JOB:
Drop the pictures from the entries below, then reproduce the rest exactly.

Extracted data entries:
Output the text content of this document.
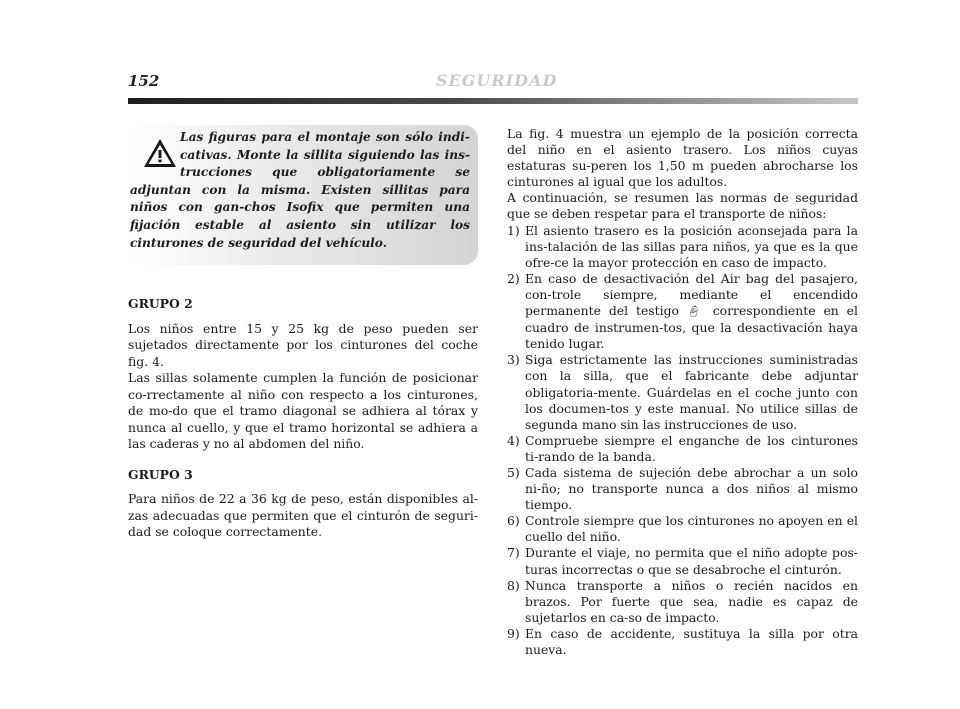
152	SEGURIDAD

Las figuras para el montaje son sólo indi-cativas. Monte la sillita siguiendo las ins-trucciones que obligatoriamente se adjuntan con la misma. Existen sillitas para niños con gan-chos Isofix que permiten una fijación estable al asiento sin utilizar los cinturones de seguridad del vehículo.

GRUPO 2

Los niños entre 15 y 25 kg de peso pueden ser sujetados directamente por los cinturones del coche fig. 4.

Las sillas solamente cumplen la función de posicionar co-rrectamente al niño con respecto a los cinturones, de mo-do que el tramo diagonal se adhiera al tórax y nunca al cuello, y que el tramo horizontal se adhiera a las caderas y no al abdomen del niño.

GRUPO 3

Para niños de 22 a 36 kg de peso, están disponibles al-zas adecuadas que permiten que el cinturón de seguri-dad se coloque correctamente.

La fig. 4 muestra un ejemplo de la posición correcta del niño en el asiento trasero. Los niños cuyas estaturas su-peren los 1,50 m pueden abrocharse los cinturones al igual que los adultos.

A continuación, se resumen las normas de seguridad que se deben respetar para el transporte de niños:

1) El asiento trasero es la posición aconsejada para la ins-talación de las sillas para niños, ya que es la que ofre-ce la mayor protección en caso de impacto.
2) En caso de desactivación del Air bag del pasajero, con-trole siempre, mediante el encendido permanente del testigo 👶︎ correspondiente en el cuadro de instrumen-tos, que la desactivación haya tenido lugar.
3) Siga estrictamente las instrucciones suministradas con la silla, que el fabricante debe adjuntar obligatoria-mente. Guárdelas en el coche junto con los documen-tos y este manual. No utilice sillas de segunda mano sin las instrucciones de uso.
4) Compruebe siempre el enganche de los cinturones ti-rando de la banda.
5) Cada sistema de sujeción debe abrochar a un solo ni-ño; no transporte nunca a dos niños al mismo tiempo.
6) Controle siempre que los cinturones no apoyen en el cuello del niño.
7) Durante el viaje, no permita que el niño adopte pos-turas incorrectas o que se desabroche el cinturón.
8) Nunca transporte a niños o recién nacidos en brazos. Por fuerte que sea, nadie es capaz de sujetarlos en ca-so de impacto.
9) En caso de accidente, sustituya la silla por otra nueva.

COMPLETED EXERCISE:
Output the text content of this document.
152	SEGURIDAD

Las figuras para el montaje son sólo indi-cativas. Monte la sillita siguiendo las ins-trucciones que obligatoriamente se adjuntan con la misma. Existen sillitas para niños con gan-chos Isofix que permiten una fijación estable al asiento sin utilizar los cinturones de seguridad del vehículo.

GRUPO 2

Los niños entre 15 y 25 kg de peso pueden ser sujetados directamente por los cinturones del coche fig. 4.

Las sillas solamente cumplen la función de posicionar co-rrectamente al niño con respecto a los cinturones, de mo-do que el tramo diagonal se adhiera al tórax y nunca al cuello, y que el tramo horizontal se adhiera a las caderas y no al abdomen del niño.

GRUPO 3

Para niños de 22 a 36 kg de peso, están disponibles al-zas adecuadas que permiten que el cinturón de seguri-dad se coloque correctamente.

La fig. 4 muestra un ejemplo de la posición correcta del niño en el asiento trasero. Los niños cuyas estaturas su-peren los 1,50 m pueden abrocharse los cinturones al igual que los adultos.

A continuación, se resumen las normas de seguridad que se deben respetar para el transporte de niños:

1) El asiento trasero es la posición aconsejada para la ins-talación de las sillas para niños, ya que es la que ofre-ce la mayor protección en caso de impacto.
2) En caso de desactivación del Air bag del pasajero, con-trole siempre, mediante el encendido permanente del testigo 👶︎ correspondiente en el cuadro de instrumen-tos, que la desactivación haya tenido lugar.
3) Siga estrictamente las instrucciones suministradas con la silla, que el fabricante debe adjuntar obligatoria-mente. Guárdelas en el coche junto con los documen-tos y este manual. No utilice sillas de segunda mano sin las instrucciones de uso.
4) Compruebe siempre el enganche de los cinturones ti-rando de la banda.
5) Cada sistema de sujeción debe abrochar a un solo ni-ño; no transporte nunca a dos niños al mismo tiempo.
6) Controle siempre que los cinturones no apoyen en el cuello del niño.
7) Durante el viaje, no permita que el niño adopte pos-turas incorrectas o que se desabroche el cinturón.
8) Nunca transporte a niños o recién nacidos en brazos. Por fuerte que sea, nadie es capaz de sujetarlos en ca-so de impacto.
9) En caso de accidente, sustituya la silla por otra nueva.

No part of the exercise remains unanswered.